-- Start --

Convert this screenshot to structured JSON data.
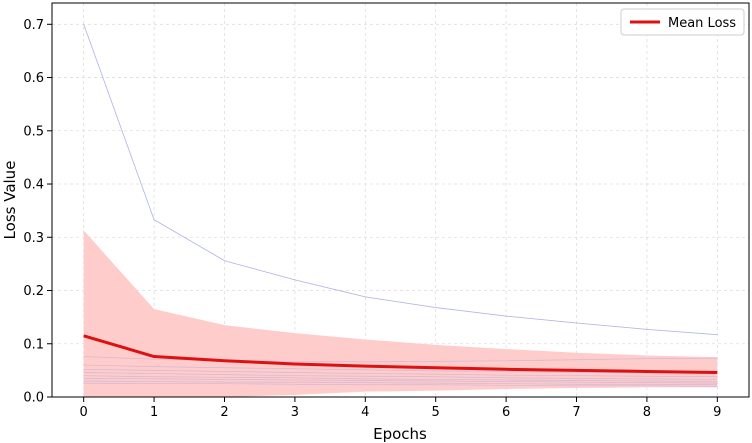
{
  "chart_data": {
    "type": "line",
    "title": "",
    "xlabel": "Epochs",
    "ylabel": "Loss Value",
    "x": [
      0,
      1,
      2,
      3,
      4,
      5,
      6,
      7,
      8,
      9
    ],
    "xlim": [
      -0.45,
      9.45
    ],
    "ylim": [
      0.0,
      0.74
    ],
    "xticks": [
      0,
      1,
      2,
      3,
      4,
      5,
      6,
      7,
      8,
      9
    ],
    "yticks": [
      0.0,
      0.1,
      0.2,
      0.3,
      0.4,
      0.5,
      0.6,
      0.7
    ],
    "grid": true,
    "legend": {
      "placement": "top-right",
      "entries": [
        "Mean Loss"
      ]
    },
    "mean_series": {
      "name": "Mean Loss",
      "color": "#dd1111",
      "values": [
        0.115,
        0.076,
        0.068,
        0.062,
        0.058,
        0.055,
        0.052,
        0.05,
        0.048,
        0.046
      ]
    },
    "std_band": {
      "color": "#ffcccc",
      "upper": [
        0.313,
        0.165,
        0.135,
        0.12,
        0.108,
        0.098,
        0.09,
        0.083,
        0.078,
        0.075
      ],
      "lower": [
        0.0,
        0.0,
        0.0,
        0.004,
        0.01,
        0.012,
        0.015,
        0.017,
        0.018,
        0.018
      ]
    },
    "individual_series_color": "#9aa0dd",
    "individual_series": [
      {
        "values": [
          0.7,
          0.333,
          0.256,
          0.22,
          0.188,
          0.168,
          0.152,
          0.139,
          0.127,
          0.117
        ]
      },
      {
        "values": [
          0.076,
          0.071,
          0.068,
          0.067,
          0.066,
          0.067,
          0.068,
          0.07,
          0.072,
          0.073
        ]
      },
      {
        "values": [
          0.06,
          0.057,
          0.055,
          0.053,
          0.051,
          0.049,
          0.048,
          0.046,
          0.045,
          0.044
        ]
      },
      {
        "values": [
          0.052,
          0.05,
          0.048,
          0.046,
          0.044,
          0.043,
          0.041,
          0.04,
          0.039,
          0.038
        ]
      },
      {
        "values": [
          0.046,
          0.044,
          0.042,
          0.04,
          0.039,
          0.038,
          0.036,
          0.035,
          0.034,
          0.033
        ]
      },
      {
        "values": [
          0.04,
          0.038,
          0.037,
          0.036,
          0.034,
          0.033,
          0.032,
          0.031,
          0.03,
          0.029
        ]
      },
      {
        "values": [
          0.035,
          0.034,
          0.033,
          0.032,
          0.031,
          0.03,
          0.029,
          0.028,
          0.027,
          0.026
        ]
      },
      {
        "values": [
          0.03,
          0.029,
          0.028,
          0.028,
          0.027,
          0.026,
          0.025,
          0.024,
          0.024,
          0.023
        ]
      },
      {
        "values": [
          0.026,
          0.025,
          0.025,
          0.024,
          0.023,
          0.023,
          0.022,
          0.021,
          0.021,
          0.02
        ]
      }
    ]
  }
}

-- End --

== Stated problem ==
Produce an exact copy of each line of data, skipping embedded images.

== Answer in full ==
Convert this screenshot to structured JSON data.
{
  "chart_data": {
    "type": "line",
    "title": "",
    "xlabel": "Epochs",
    "ylabel": "Loss Value",
    "x": [
      0,
      1,
      2,
      3,
      4,
      5,
      6,
      7,
      8,
      9
    ],
    "xlim": [
      -0.45,
      9.45
    ],
    "ylim": [
      0.0,
      0.74
    ],
    "xticks": [
      0,
      1,
      2,
      3,
      4,
      5,
      6,
      7,
      8,
      9
    ],
    "yticks": [
      0.0,
      0.1,
      0.2,
      0.3,
      0.4,
      0.5,
      0.6,
      0.7
    ],
    "grid": true,
    "legend": {
      "placement": "top-right",
      "entries": [
        "Mean Loss"
      ]
    },
    "mean_series": {
      "name": "Mean Loss",
      "color": "#dd1111",
      "values": [
        0.115,
        0.076,
        0.068,
        0.062,
        0.058,
        0.055,
        0.052,
        0.05,
        0.048,
        0.046
      ]
    },
    "std_band": {
      "color": "#ffcccc",
      "upper": [
        0.313,
        0.165,
        0.135,
        0.12,
        0.108,
        0.098,
        0.09,
        0.083,
        0.078,
        0.075
      ],
      "lower": [
        0.0,
        0.0,
        0.0,
        0.004,
        0.01,
        0.012,
        0.015,
        0.017,
        0.018,
        0.018
      ]
    },
    "individual_series_color": "#9aa0dd",
    "individual_series": [
      {
        "values": [
          0.7,
          0.333,
          0.256,
          0.22,
          0.188,
          0.168,
          0.152,
          0.139,
          0.127,
          0.117
        ]
      },
      {
        "values": [
          0.076,
          0.071,
          0.068,
          0.067,
          0.066,
          0.067,
          0.068,
          0.07,
          0.072,
          0.073
        ]
      },
      {
        "values": [
          0.06,
          0.057,
          0.055,
          0.053,
          0.051,
          0.049,
          0.048,
          0.046,
          0.045,
          0.044
        ]
      },
      {
        "values": [
          0.052,
          0.05,
          0.048,
          0.046,
          0.044,
          0.043,
          0.041,
          0.04,
          0.039,
          0.038
        ]
      },
      {
        "values": [
          0.046,
          0.044,
          0.042,
          0.04,
          0.039,
          0.038,
          0.036,
          0.035,
          0.034,
          0.033
        ]
      },
      {
        "values": [
          0.04,
          0.038,
          0.037,
          0.036,
          0.034,
          0.033,
          0.032,
          0.031,
          0.03,
          0.029
        ]
      },
      {
        "values": [
          0.035,
          0.034,
          0.033,
          0.032,
          0.031,
          0.03,
          0.029,
          0.028,
          0.027,
          0.026
        ]
      },
      {
        "values": [
          0.03,
          0.029,
          0.028,
          0.028,
          0.027,
          0.026,
          0.025,
          0.024,
          0.024,
          0.023
        ]
      },
      {
        "values": [
          0.026,
          0.025,
          0.025,
          0.024,
          0.023,
          0.023,
          0.022,
          0.021,
          0.021,
          0.02
        ]
      }
    ]
  }
}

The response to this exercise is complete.